▶ Short problem:
Pull each line containing "title" out of the data and copy it.

*** Raw data

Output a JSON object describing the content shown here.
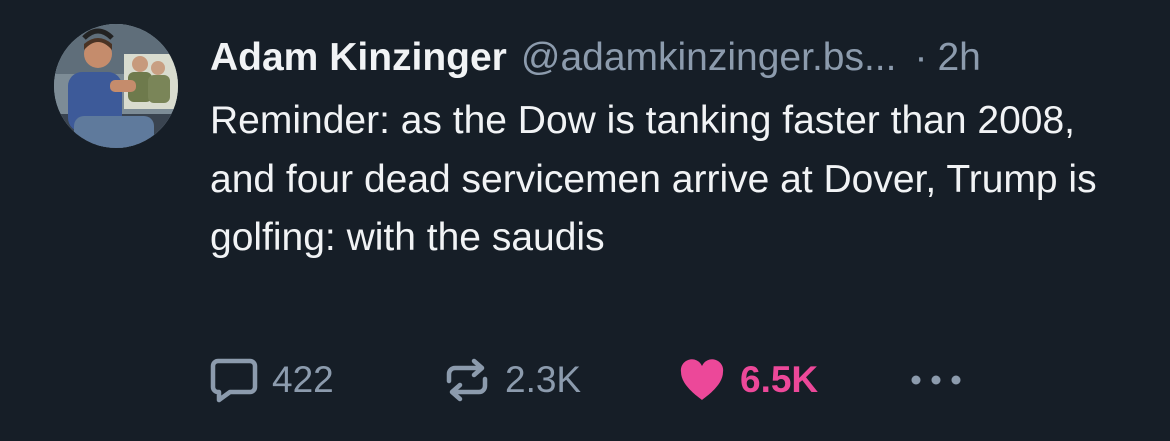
{
  "post": {
    "author_name": "Adam Kinzinger",
    "author_handle": "@adamkinzinger.bs...",
    "separator": "·",
    "timestamp": "2h",
    "text": "Reminder: as the Dow is tanking faster than 2008, and four dead servicemen arrive at Dover, Trump is golfing: with the saudis"
  },
  "actions": {
    "reply_count": "422",
    "repost_count": "2.3K",
    "like_count": "6.5K",
    "liked": true
  },
  "icons": {
    "reply": "speech-bubble-icon",
    "repost": "repost-arrows-icon",
    "like": "heart-icon",
    "more": "ellipsis-icon"
  },
  "colors": {
    "background": "#161e27",
    "text": "#f1f3f5",
    "muted": "#8c9bad",
    "like_active": "#ec4899"
  }
}
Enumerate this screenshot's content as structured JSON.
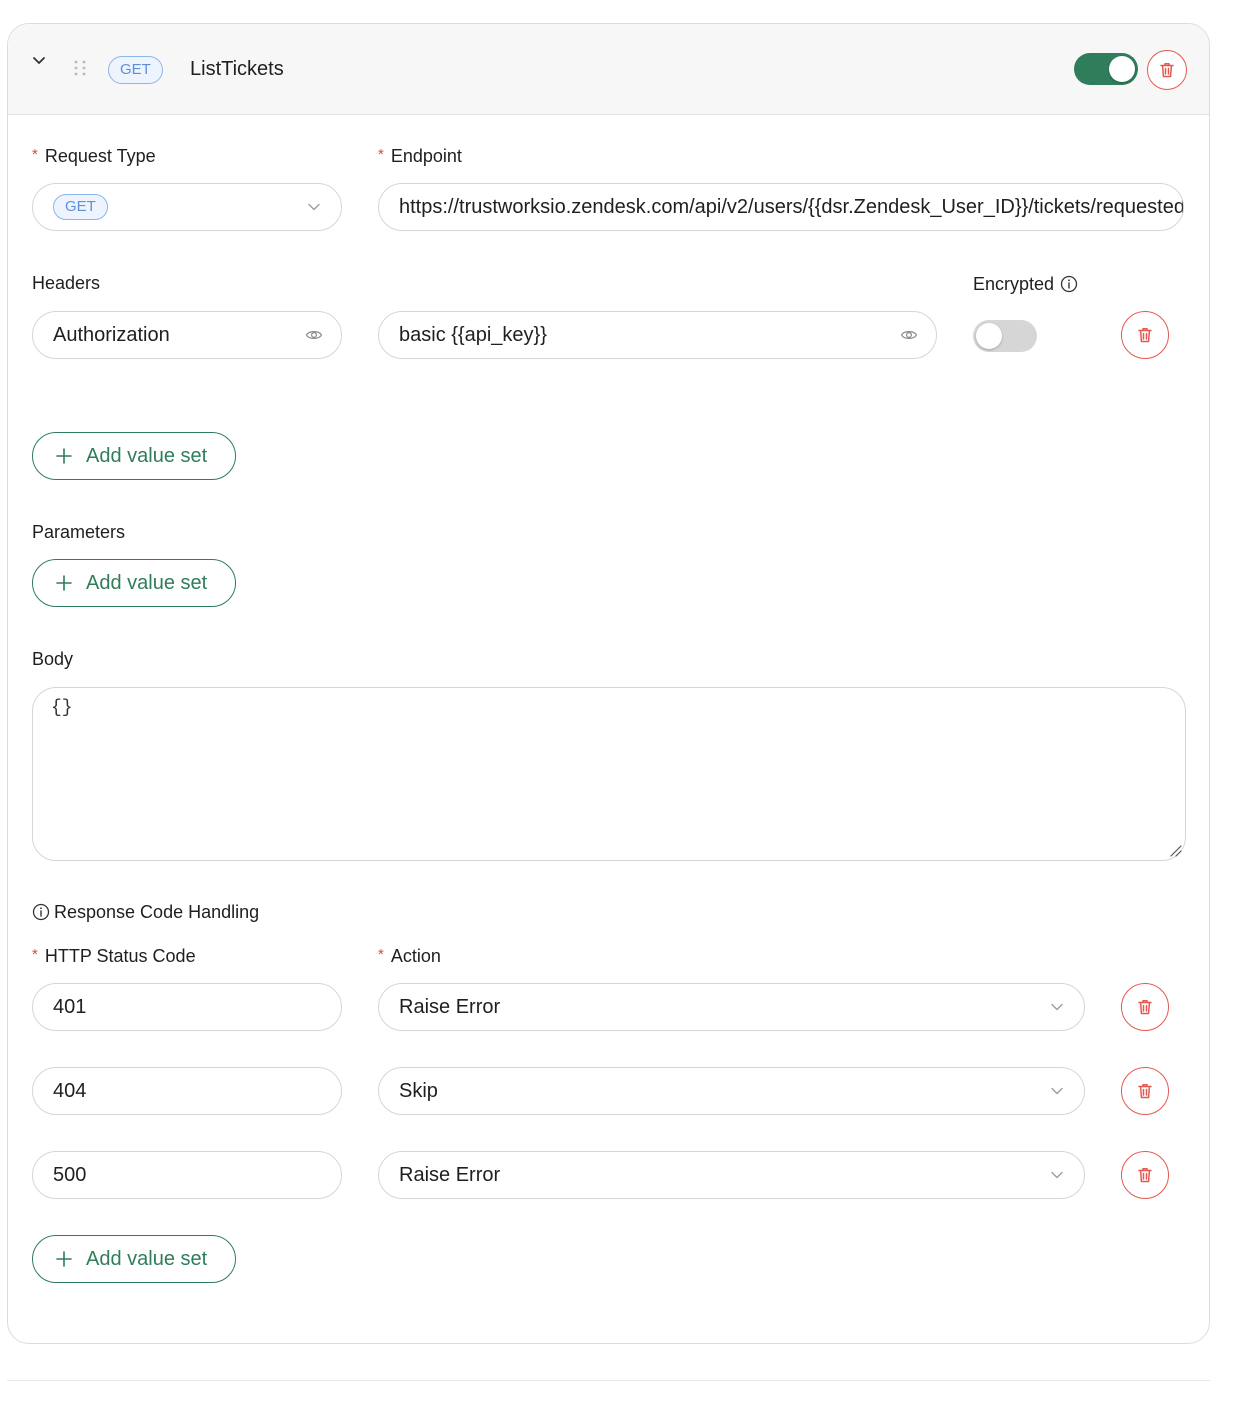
{
  "header": {
    "method_tag": "GET",
    "title": "ListTickets",
    "enabled": true
  },
  "request": {
    "type_label": "Request Type",
    "type_value": "GET",
    "endpoint_label": "Endpoint",
    "endpoint_value": "https://trustworksio.zendesk.com/api/v2/users/{{dsr.Zendesk_User_ID}}/tickets/requested"
  },
  "headers": {
    "label": "Headers",
    "encrypted_label": "Encrypted",
    "rows": [
      {
        "key": "Authorization",
        "value": "basic {{api_key}}",
        "encrypted": false
      }
    ],
    "add_label": "Add value set"
  },
  "parameters": {
    "label": "Parameters",
    "add_label": "Add value set"
  },
  "body": {
    "label": "Body",
    "value": "{}"
  },
  "response_handling": {
    "title": "Response Code Handling",
    "status_label": "HTTP Status Code",
    "action_label": "Action",
    "rows": [
      {
        "code": "401",
        "action": "Raise Error"
      },
      {
        "code": "404",
        "action": "Skip"
      },
      {
        "code": "500",
        "action": "Raise Error"
      }
    ],
    "add_label": "Add value set"
  },
  "colors": {
    "accent_green": "#2f7d5a",
    "danger_red": "#e5584f",
    "tag_blue": "#5f8fdc",
    "required_star": "#e0463a"
  },
  "icons": [
    "chevron-down-icon",
    "drag-handle-icon",
    "trash-icon",
    "eye-icon",
    "info-icon",
    "plus-icon",
    "resize-handle-icon"
  ]
}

******

▶ Answer to the problem:
    "title": "ListTickets",
    "title": "Response Code Handling",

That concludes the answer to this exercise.